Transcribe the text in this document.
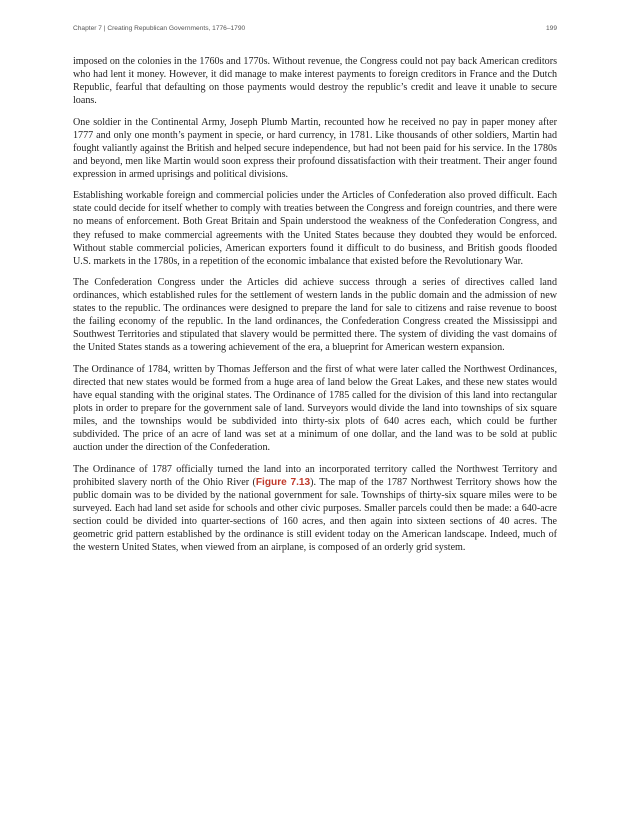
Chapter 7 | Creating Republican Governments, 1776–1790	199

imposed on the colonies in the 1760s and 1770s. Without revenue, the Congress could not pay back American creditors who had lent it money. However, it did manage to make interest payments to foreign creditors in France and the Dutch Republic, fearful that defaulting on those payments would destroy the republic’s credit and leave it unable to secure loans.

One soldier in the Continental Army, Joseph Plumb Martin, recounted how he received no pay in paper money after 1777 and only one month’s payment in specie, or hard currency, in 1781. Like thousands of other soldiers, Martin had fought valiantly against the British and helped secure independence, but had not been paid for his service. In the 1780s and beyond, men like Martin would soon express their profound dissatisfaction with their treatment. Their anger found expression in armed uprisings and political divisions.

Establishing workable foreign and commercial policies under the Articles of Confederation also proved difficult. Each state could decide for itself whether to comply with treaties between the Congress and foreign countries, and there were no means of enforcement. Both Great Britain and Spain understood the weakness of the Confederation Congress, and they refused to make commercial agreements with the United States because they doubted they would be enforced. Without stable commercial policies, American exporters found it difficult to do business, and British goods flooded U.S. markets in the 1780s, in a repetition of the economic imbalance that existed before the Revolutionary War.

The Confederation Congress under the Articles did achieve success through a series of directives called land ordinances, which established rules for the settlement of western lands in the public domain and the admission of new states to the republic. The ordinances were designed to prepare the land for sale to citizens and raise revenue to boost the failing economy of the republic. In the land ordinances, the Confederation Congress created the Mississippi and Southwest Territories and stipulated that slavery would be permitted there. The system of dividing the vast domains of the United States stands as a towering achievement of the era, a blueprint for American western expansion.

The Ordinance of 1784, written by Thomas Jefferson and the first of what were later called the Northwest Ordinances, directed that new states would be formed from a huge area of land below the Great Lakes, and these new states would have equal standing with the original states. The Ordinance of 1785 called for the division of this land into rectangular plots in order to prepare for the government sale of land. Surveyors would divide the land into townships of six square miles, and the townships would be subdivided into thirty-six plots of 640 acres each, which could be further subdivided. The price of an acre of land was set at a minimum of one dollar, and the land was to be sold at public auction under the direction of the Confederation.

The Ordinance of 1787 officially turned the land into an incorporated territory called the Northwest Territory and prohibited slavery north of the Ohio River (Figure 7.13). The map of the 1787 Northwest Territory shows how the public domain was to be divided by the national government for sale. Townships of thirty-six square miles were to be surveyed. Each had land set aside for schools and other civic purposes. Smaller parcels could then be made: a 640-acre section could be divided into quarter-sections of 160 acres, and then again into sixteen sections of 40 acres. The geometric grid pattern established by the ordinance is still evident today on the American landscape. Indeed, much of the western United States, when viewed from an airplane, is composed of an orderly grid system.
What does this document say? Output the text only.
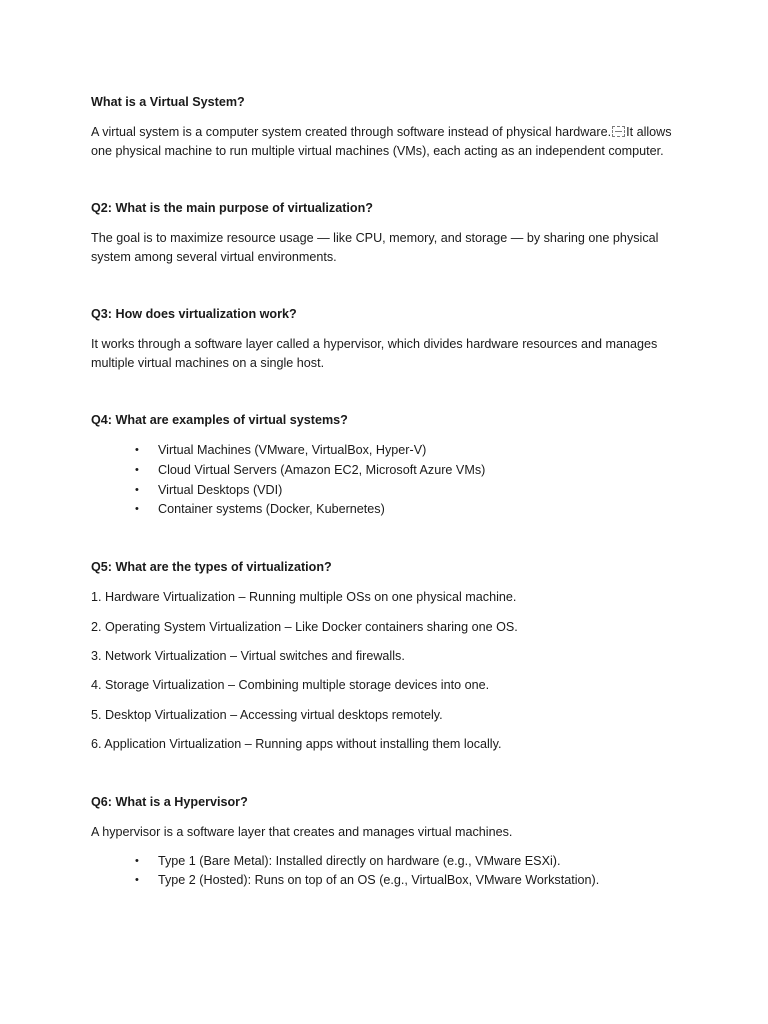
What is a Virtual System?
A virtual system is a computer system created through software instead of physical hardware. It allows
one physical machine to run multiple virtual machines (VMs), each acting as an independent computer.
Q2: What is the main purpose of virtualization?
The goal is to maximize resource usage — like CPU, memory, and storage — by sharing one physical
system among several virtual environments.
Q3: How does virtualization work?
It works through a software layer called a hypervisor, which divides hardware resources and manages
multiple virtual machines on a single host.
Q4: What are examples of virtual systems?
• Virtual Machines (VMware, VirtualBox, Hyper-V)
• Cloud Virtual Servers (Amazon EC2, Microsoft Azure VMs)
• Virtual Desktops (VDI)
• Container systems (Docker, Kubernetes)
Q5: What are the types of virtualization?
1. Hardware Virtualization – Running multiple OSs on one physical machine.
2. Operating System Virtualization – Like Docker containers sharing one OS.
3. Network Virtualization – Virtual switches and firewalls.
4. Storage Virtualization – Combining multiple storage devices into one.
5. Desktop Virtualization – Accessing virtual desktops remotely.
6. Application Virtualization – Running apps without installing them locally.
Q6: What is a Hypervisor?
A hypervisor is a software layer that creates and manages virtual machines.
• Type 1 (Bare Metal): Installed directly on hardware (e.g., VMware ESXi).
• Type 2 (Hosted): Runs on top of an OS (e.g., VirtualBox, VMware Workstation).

#### What you have to do
Copy out the listing exactly as it stands, but not the pictures.

#### Exercise answer
Transcribe the text in this document.
Chapter 7 | Creating Republican Governments, 1776–1790	199

imposed on the colonies in the 1760s and 1770s. Without revenue, the Congress could not pay back American creditors who had lent it money. However, it did manage to make interest payments to foreign creditors in France and the Dutch Republic, fearful that defaulting on those payments would destroy the republic’s credit and leave it unable to secure loans.

One soldier in the Continental Army, Joseph Plumb Martin, recounted how he received no pay in paper money after 1777 and only one month’s payment in specie, or hard currency, in 1781. Like thousands of other soldiers, Martin had fought valiantly against the British and helped secure independence, but had not been paid for his service. In the 1780s and beyond, men like Martin would soon express their profound dissatisfaction with their treatment. Their anger found expression in armed uprisings and political divisions.

Establishing workable foreign and commercial policies under the Articles of Confederation also proved difficult. Each state could decide for itself whether to comply with treaties between the Congress and foreign countries, and there were no means of enforcement. Both Great Britain and Spain understood the weakness of the Confederation Congress, and they refused to make commercial agreements with the United States because they doubted they would be enforced. Without stable commercial policies, American exporters found it difficult to do business, and British goods flooded U.S. markets in the 1780s, in a repetition of the economic imbalance that existed before the Revolutionary War.

The Confederation Congress under the Articles did achieve success through a series of directives called land ordinances, which established rules for the settlement of western lands in the public domain and the admission of new states to the republic. The ordinances were designed to prepare the land for sale to citizens and raise revenue to boost the failing economy of the republic. In the land ordinances, the Confederation Congress created the Mississippi and Southwest Territories and stipulated that slavery would be permitted there. The system of dividing the vast domains of the United States stands as a towering achievement of the era, a blueprint for American western expansion.

The Ordinance of 1784, written by Thomas Jefferson and the first of what were later called the Northwest Ordinances, directed that new states would be formed from a huge area of land below the Great Lakes, and these new states would have equal standing with the original states. The Ordinance of 1785 called for the division of this land into rectangular plots in order to prepare for the government sale of land. Surveyors would divide the land into townships of six square miles, and the townships would be subdivided into thirty-six plots of 640 acres each, which could be further subdivided. The price of an acre of land was set at a minimum of one dollar, and the land was to be sold at public auction under the direction of the Confederation.

The Ordinance of 1787 officially turned the land into an incorporated territory called the Northwest Territory and prohibited slavery north of the Ohio River (Figure 7.13). The map of the 1787 Northwest Territory shows how the public domain was to be divided by the national government for sale. Townships of thirty-six square miles were to be surveyed. Each had land set aside for schools and other civic purposes. Smaller parcels could then be made: a 640-acre section could be divided into quarter-sections of 160 acres, and then again into sixteen sections of 40 acres. The geometric grid pattern established by the ordinance is still evident today on the American landscape. Indeed, much of the western United States, when viewed from an airplane, is composed of an orderly grid system.
What does this document say? Output the text only.
What is a Virtual System?
A virtual system is a computer system created through software instead of physical hardware. It allows
one physical machine to run multiple virtual machines (VMs), each acting as an independent computer.
Q2: What is the main purpose of virtualization?
The goal is to maximize resource usage — like CPU, memory, and storage — by sharing one physical
system among several virtual environments.
Q3: How does virtualization work?
It works through a software layer called a hypervisor, which divides hardware resources and manages
multiple virtual machines on a single host.
Q4: What are examples of virtual systems?
• Virtual Machines (VMware, VirtualBox, Hyper-V)
• Cloud Virtual Servers (Amazon EC2, Microsoft Azure VMs)
• Virtual Desktops (VDI)
• Container systems (Docker, Kubernetes)
Q5: What are the types of virtualization?
1. Hardware Virtualization – Running multiple OSs on one physical machine.
2. Operating System Virtualization – Like Docker containers sharing one OS.
3. Network Virtualization – Virtual switches and firewalls.
4. Storage Virtualization – Combining multiple storage devices into one.
5. Desktop Virtualization – Accessing virtual desktops remotely.
6. Application Virtualization – Running apps without installing them locally.
Q6: What is a Hypervisor?
A hypervisor is a software layer that creates and manages virtual machines.
• Type 1 (Bare Metal): Installed directly on hardware (e.g., VMware ESXi).
• Type 2 (Hosted): Runs on top of an OS (e.g., VirtualBox, VMware Workstation).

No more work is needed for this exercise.